What is expected
Pull each line holding "vařit" out of the entries below.

Source data
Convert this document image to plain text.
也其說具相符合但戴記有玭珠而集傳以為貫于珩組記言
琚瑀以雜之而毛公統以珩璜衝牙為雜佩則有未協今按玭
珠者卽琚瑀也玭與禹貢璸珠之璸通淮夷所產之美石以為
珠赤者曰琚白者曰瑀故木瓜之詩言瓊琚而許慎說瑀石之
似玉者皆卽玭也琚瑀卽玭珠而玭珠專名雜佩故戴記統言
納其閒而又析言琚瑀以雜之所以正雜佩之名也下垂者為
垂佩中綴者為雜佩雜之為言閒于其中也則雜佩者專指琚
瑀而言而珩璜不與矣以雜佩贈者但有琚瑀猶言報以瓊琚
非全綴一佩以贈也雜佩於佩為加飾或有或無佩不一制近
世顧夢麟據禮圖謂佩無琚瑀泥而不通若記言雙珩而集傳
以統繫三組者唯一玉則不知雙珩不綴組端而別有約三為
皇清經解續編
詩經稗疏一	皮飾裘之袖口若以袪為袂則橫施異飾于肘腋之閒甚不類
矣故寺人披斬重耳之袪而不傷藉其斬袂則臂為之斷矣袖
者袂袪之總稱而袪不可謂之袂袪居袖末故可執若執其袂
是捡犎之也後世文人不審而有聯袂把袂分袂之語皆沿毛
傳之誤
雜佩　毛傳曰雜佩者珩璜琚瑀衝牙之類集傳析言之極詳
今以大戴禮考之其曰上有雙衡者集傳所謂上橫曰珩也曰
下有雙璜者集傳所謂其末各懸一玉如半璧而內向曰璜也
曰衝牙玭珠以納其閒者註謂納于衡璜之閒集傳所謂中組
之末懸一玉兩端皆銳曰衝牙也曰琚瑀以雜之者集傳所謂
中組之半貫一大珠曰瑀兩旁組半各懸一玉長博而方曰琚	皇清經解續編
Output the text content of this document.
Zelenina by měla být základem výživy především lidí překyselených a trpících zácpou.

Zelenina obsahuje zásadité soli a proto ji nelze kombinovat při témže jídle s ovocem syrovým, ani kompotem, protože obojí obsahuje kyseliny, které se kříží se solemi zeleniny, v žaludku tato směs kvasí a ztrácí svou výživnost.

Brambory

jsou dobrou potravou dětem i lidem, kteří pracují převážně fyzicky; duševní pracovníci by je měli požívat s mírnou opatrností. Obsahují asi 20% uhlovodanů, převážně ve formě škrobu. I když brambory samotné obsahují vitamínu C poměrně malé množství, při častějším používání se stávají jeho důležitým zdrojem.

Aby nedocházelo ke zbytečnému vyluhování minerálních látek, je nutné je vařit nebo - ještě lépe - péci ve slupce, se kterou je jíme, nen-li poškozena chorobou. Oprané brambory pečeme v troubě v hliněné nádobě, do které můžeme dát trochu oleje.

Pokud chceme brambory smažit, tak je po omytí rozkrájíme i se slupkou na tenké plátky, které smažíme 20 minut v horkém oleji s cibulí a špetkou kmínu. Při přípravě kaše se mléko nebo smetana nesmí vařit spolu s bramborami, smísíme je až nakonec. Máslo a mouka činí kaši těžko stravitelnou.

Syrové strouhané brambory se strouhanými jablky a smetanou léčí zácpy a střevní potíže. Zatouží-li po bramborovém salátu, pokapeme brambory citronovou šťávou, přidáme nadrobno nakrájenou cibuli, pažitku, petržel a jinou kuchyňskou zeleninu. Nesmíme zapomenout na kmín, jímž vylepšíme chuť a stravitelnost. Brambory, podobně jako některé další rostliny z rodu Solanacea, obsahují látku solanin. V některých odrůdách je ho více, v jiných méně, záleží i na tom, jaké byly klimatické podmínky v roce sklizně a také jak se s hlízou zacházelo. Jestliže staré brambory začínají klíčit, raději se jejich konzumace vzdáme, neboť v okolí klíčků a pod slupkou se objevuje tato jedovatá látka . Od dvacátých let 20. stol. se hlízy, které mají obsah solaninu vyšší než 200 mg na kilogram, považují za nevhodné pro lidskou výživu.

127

Solution to the exercise
Aby nedocházelo ke zbytečnému vyluhování minerálních látek, je nutné je vařit nebo - ještě lépe - péci ve slupce, se kterou je jíme, nen-li poškozena chorobou. Oprané brambory pečeme v troubě v hliněné nádobě, do které můžeme dát trochu oleje.
Pokud chceme brambory smažit, tak je po omytí rozkrájíme i se slupkou na tenké plátky, které smažíme 20 minut v horkém oleji s cibulí a špetkou kmínu. Při přípravě kaše se mléko nebo smetana nesmí vařit spolu s bramborami, smísíme je až nakonec. Máslo a mouka činí kaši těžko stravitelnou.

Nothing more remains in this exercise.